--- Begin ---

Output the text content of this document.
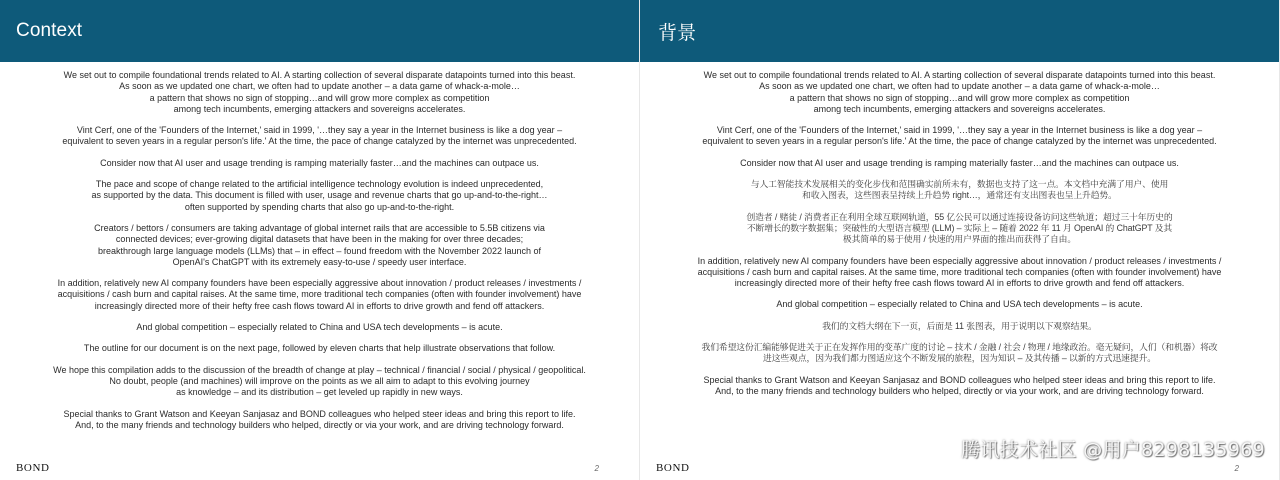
Context
We set out to compile foundational trends related to AI. A starting collection of several disparate datapoints turned into this beast.
As soon as we updated one chart, we often had to update another – a data game of whack-a-mole…
a pattern that shows no sign of stopping…and will grow more complex as competition
among tech incumbents, emerging attackers and sovereigns accelerates.
Vint Cerf, one of the 'Founders of the Internet,' said in 1999, '…they say a year in the Internet business is like a dog year –
equivalent to seven years in a regular person's life.' At the time, the pace of change catalyzed by the internet was unprecedented.
Consider now that AI user and usage trending is ramping materially faster…and the machines can outpace us.
The pace and scope of change related to the artificial intelligence technology evolution is indeed unprecedented,
as supported by the data. This document is filled with user, usage and revenue charts that go up-and-to-the-right…
often supported by spending charts that also go up-and-to-the-right.
Creators / bettors / consumers are taking advantage of global internet rails that are accessible to 5.5B citizens via
connected devices; ever-growing digital datasets that have been in the making for over three decades;
breakthrough large language models (LLMs) that – in effect – found freedom with the November 2022 launch of
OpenAI's ChatGPT with its extremely easy-to-use / speedy user interface.
In addition, relatively new AI company founders have been especially aggressive about innovation / product releases / investments /
acquisitions / cash burn and capital raises. At the same time, more traditional tech companies (often with founder involvement) have
increasingly directed more of their hefty free cash flows toward AI in efforts to drive growth and fend off attackers.
And global competition – especially related to China and USA tech developments – is acute.
The outline for our document is on the next page, followed by eleven charts that help illustrate observations that follow.
We hope this compilation adds to the discussion of the breadth of change at play – technical / financial / social / physical / geopolitical.
No doubt, people (and machines) will improve on the points as we all aim to adapt to this evolving journey
as knowledge – and its distribution – get leveled up rapidly in new ways.
Special thanks to Grant Watson and Keeyan Sanjasaz and BOND colleagues who helped steer ideas and bring this report to life.
And, to the many friends and technology builders who helped, directly or via your work, and are driving technology forward.
BOND	2
背景
We set out to compile foundational trends related to AI. A starting collection of several disparate datapoints turned into this beast.
As soon as we updated one chart, we often had to update another – a data game of whack-a-mole…
a pattern that shows no sign of stopping…and will grow more complex as competition
among tech incumbents, emerging attackers and sovereigns accelerates.
Vint Cerf, one of the 'Founders of the Internet,' said in 1999, '…they say a year in the Internet business is like a dog year –
equivalent to seven years in a regular person's life.' At the time, the pace of change catalyzed by the internet was unprecedented.
Consider now that AI user and usage trending is ramping materially faster…and the machines can outpace us.
与人工智能技术发展相关的变化步伐和范围确实前所未有，数据也支持了这一点。本文档中充满了用户、使用
和收入图表，这些图表呈持续上升趋势 right…，通常还有支出图表也呈上升趋势。
创造者 / 赌徒 / 消费者正在利用全球互联网轨道，55 亿公民可以通过连接设备访问这些轨道；超过三十年历史的
不断增长的数字数据集；突破性的大型语言模型 (LLM) – 实际上 – 随着 2022 年 11 月 OpenAI 的 ChatGPT 及其
极其简单的易于使用 / 快速的用户界面的推出而获得了自由。
In addition, relatively new AI company founders have been especially aggressive about innovation / product releases / investments /
acquisitions / cash burn and capital raises. At the same time, more traditional tech companies (often with founder involvement) have
increasingly directed more of their hefty free cash flows toward AI in efforts to drive growth and fend off attackers.
And global competition – especially related to China and USA tech developments – is acute.
我们的文档大纲在下一页，后面是 11 张图表，用于说明以下观察结果。
我们希望这份汇编能够促进关于正在发挥作用的变革广度的讨论 – 技术 / 金融 / 社会 / 物理 / 地缘政治。毫无疑问，人们（和机器）将改
进这些观点，因为我们都力图适应这个不断发展的旅程，因为知识 – 及其传播 – 以新的方式迅速提升。
Special thanks to Grant Watson and Keeyan Sanjasaz and BOND colleagues who helped steer ideas and bring this report to life.
And, to the many friends and technology builders who helped, directly or via your work, and are driving technology forward.
BOND	2
腾讯技术社区 @用户8298135969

--- End ---

--- Exercise details ---
Omit the pictures, then quote the rest of the material above exactly.

--- Exercise answer ---
Output the text content of this document.
Context
We set out to compile foundational trends related to AI. A starting collection of several disparate datapoints turned into this beast.
As soon as we updated one chart, we often had to update another – a data game of whack-a-mole…
a pattern that shows no sign of stopping…and will grow more complex as competition
among tech incumbents, emerging attackers and sovereigns accelerates.
Vint Cerf, one of the 'Founders of the Internet,' said in 1999, '…they say a year in the Internet business is like a dog year –
equivalent to seven years in a regular person's life.' At the time, the pace of change catalyzed by the internet was unprecedented.
Consider now that AI user and usage trending is ramping materially faster…and the machines can outpace us.
The pace and scope of change related to the artificial intelligence technology evolution is indeed unprecedented,
as supported by the data. This document is filled with user, usage and revenue charts that go up-and-to-the-right…
often supported by spending charts that also go up-and-to-the-right.
Creators / bettors / consumers are taking advantage of global internet rails that are accessible to 5.5B citizens via
connected devices; ever-growing digital datasets that have been in the making for over three decades;
breakthrough large language models (LLMs) that – in effect – found freedom with the November 2022 launch of
OpenAI's ChatGPT with its extremely easy-to-use / speedy user interface.
In addition, relatively new AI company founders have been especially aggressive about innovation / product releases / investments /
acquisitions / cash burn and capital raises. At the same time, more traditional tech companies (often with founder involvement) have
increasingly directed more of their hefty free cash flows toward AI in efforts to drive growth and fend off attackers.
And global competition – especially related to China and USA tech developments – is acute.
The outline for our document is on the next page, followed by eleven charts that help illustrate observations that follow.
We hope this compilation adds to the discussion of the breadth of change at play – technical / financial / social / physical / geopolitical.
No doubt, people (and machines) will improve on the points as we all aim to adapt to this evolving journey
as knowledge – and its distribution – get leveled up rapidly in new ways.
Special thanks to Grant Watson and Keeyan Sanjasaz and BOND colleagues who helped steer ideas and bring this report to life.
And, to the many friends and technology builders who helped, directly or via your work, and are driving technology forward.
BOND	2
背景
We set out to compile foundational trends related to AI. A starting collection of several disparate datapoints turned into this beast.
As soon as we updated one chart, we often had to update another – a data game of whack-a-mole…
a pattern that shows no sign of stopping…and will grow more complex as competition
among tech incumbents, emerging attackers and sovereigns accelerates.
Vint Cerf, one of the 'Founders of the Internet,' said in 1999, '…they say a year in the Internet business is like a dog year –
equivalent to seven years in a regular person's life.' At the time, the pace of change catalyzed by the internet was unprecedented.
Consider now that AI user and usage trending is ramping materially faster…and the machines can outpace us.
与人工智能技术发展相关的变化步伐和范围确实前所未有，数据也支持了这一点。本文档中充满了用户、使用
和收入图表，这些图表呈持续上升趋势 right…，通常还有支出图表也呈上升趋势。
创造者 / 赌徒 / 消费者正在利用全球互联网轨道，55 亿公民可以通过连接设备访问这些轨道；超过三十年历史的
不断增长的数字数据集；突破性的大型语言模型 (LLM) – 实际上 – 随着 2022 年 11 月 OpenAI 的 ChatGPT 及其
极其简单的易于使用 / 快速的用户界面的推出而获得了自由。
In addition, relatively new AI company founders have been especially aggressive about innovation / product releases / investments /
acquisitions / cash burn and capital raises. At the same time, more traditional tech companies (often with founder involvement) have
increasingly directed more of their hefty free cash flows toward AI in efforts to drive growth and fend off attackers.
And global competition – especially related to China and USA tech developments – is acute.
我们的文档大纲在下一页，后面是 11 张图表，用于说明以下观察结果。
我们希望这份汇编能够促进关于正在发挥作用的变革广度的讨论 – 技术 / 金融 / 社会 / 物理 / 地缘政治。毫无疑问，人们（和机器）将改
进这些观点，因为我们都力图适应这个不断发展的旅程，因为知识 – 及其传播 – 以新的方式迅速提升。
Special thanks to Grant Watson and Keeyan Sanjasaz and BOND colleagues who helped steer ideas and bring this report to life.
And, to the many friends and technology builders who helped, directly or via your work, and are driving technology forward.
BOND	2
腾讯技术社区 @用户8298135969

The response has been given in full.